Each entry here needs to be set down again exactly, please; pictures are left out.

Extracted records:
* START *

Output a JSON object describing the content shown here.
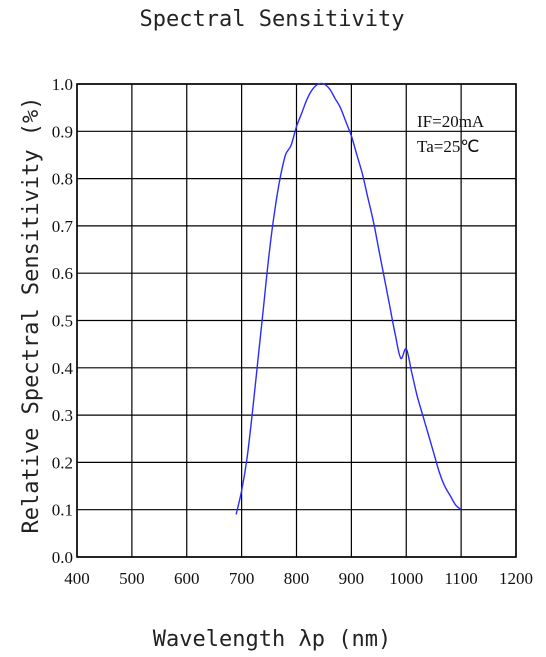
{
  "chart_data": {
    "type": "line",
    "title": "Spectral Sensitivity",
    "xlabel": "Wavelength λp (nm)",
    "ylabel": "Relative Spectral Sensitivity (%)",
    "xlim": [
      400,
      1200
    ],
    "ylim": [
      0.0,
      1.0
    ],
    "grid": true,
    "x_ticks": [
      "400",
      "500",
      "600",
      "700",
      "800",
      "900",
      "1000",
      "1100",
      "1200"
    ],
    "y_ticks": [
      "0.0",
      "0.1",
      "0.2",
      "0.3",
      "0.4",
      "0.5",
      "0.6",
      "0.7",
      "0.8",
      "0.9",
      "1.0"
    ],
    "annotations": [
      "IF=20mA",
      "Ta=25℃"
    ],
    "series": [
      {
        "color": "#2b2bff",
        "x": [
          690,
          700,
          710,
          720,
          730,
          740,
          750,
          760,
          770,
          780,
          790,
          800,
          810,
          820,
          830,
          840,
          850,
          860,
          870,
          880,
          890,
          900,
          910,
          920,
          930,
          940,
          950,
          960,
          970,
          980,
          990,
          1000,
          1010,
          1020,
          1030,
          1040,
          1050,
          1060,
          1070,
          1080,
          1090,
          1100
        ],
        "y": [
          0.09,
          0.14,
          0.21,
          0.31,
          0.42,
          0.53,
          0.64,
          0.73,
          0.8,
          0.85,
          0.87,
          0.91,
          0.94,
          0.97,
          0.99,
          1.0,
          1.0,
          0.99,
          0.97,
          0.95,
          0.92,
          0.89,
          0.85,
          0.81,
          0.76,
          0.71,
          0.65,
          0.59,
          0.53,
          0.47,
          0.42,
          0.44,
          0.39,
          0.34,
          0.3,
          0.26,
          0.22,
          0.18,
          0.15,
          0.13,
          0.11,
          0.1
        ]
      }
    ]
  }
}
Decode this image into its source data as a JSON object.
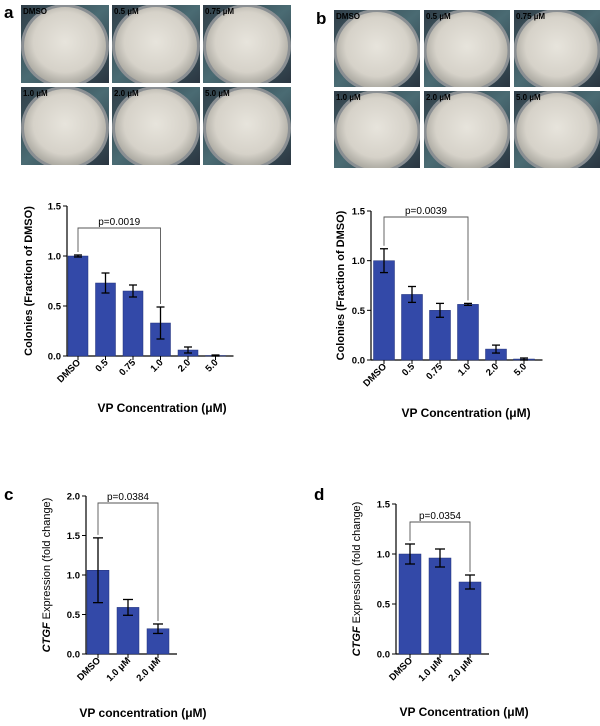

* END *

Solution to the problem:
Output a JSON object describing the content shown here.
{
  "chart_data": {
    "type": "line",
    "title": "Spectral Sensitivity",
    "xlabel": "Wavelength λp (nm)",
    "ylabel": "Relative Spectral Sensitivity (%)",
    "xlim": [
      400,
      1200
    ],
    "ylim": [
      0.0,
      1.0
    ],
    "grid": true,
    "x_ticks": [
      "400",
      "500",
      "600",
      "700",
      "800",
      "900",
      "1000",
      "1100",
      "1200"
    ],
    "y_ticks": [
      "0.0",
      "0.1",
      "0.2",
      "0.3",
      "0.4",
      "0.5",
      "0.6",
      "0.7",
      "0.8",
      "0.9",
      "1.0"
    ],
    "annotations": [
      "IF=20mA",
      "Ta=25℃"
    ],
    "series": [
      {
        "color": "#2b2bff",
        "x": [
          690,
          700,
          710,
          720,
          730,
          740,
          750,
          760,
          770,
          780,
          790,
          800,
          810,
          820,
          830,
          840,
          850,
          860,
          870,
          880,
          890,
          900,
          910,
          920,
          930,
          940,
          950,
          960,
          970,
          980,
          990,
          1000,
          1010,
          1020,
          1030,
          1040,
          1050,
          1060,
          1070,
          1080,
          1090,
          1100
        ],
        "y": [
          0.09,
          0.14,
          0.21,
          0.31,
          0.42,
          0.53,
          0.64,
          0.73,
          0.8,
          0.85,
          0.87,
          0.91,
          0.94,
          0.97,
          0.99,
          1.0,
          1.0,
          0.99,
          0.97,
          0.95,
          0.92,
          0.89,
          0.85,
          0.81,
          0.76,
          0.71,
          0.65,
          0.59,
          0.53,
          0.47,
          0.42,
          0.44,
          0.39,
          0.34,
          0.3,
          0.26,
          0.22,
          0.18,
          0.15,
          0.13,
          0.11,
          0.1
        ]
      }
    ]
  }
}
Decode this image into its source data as a JSON object.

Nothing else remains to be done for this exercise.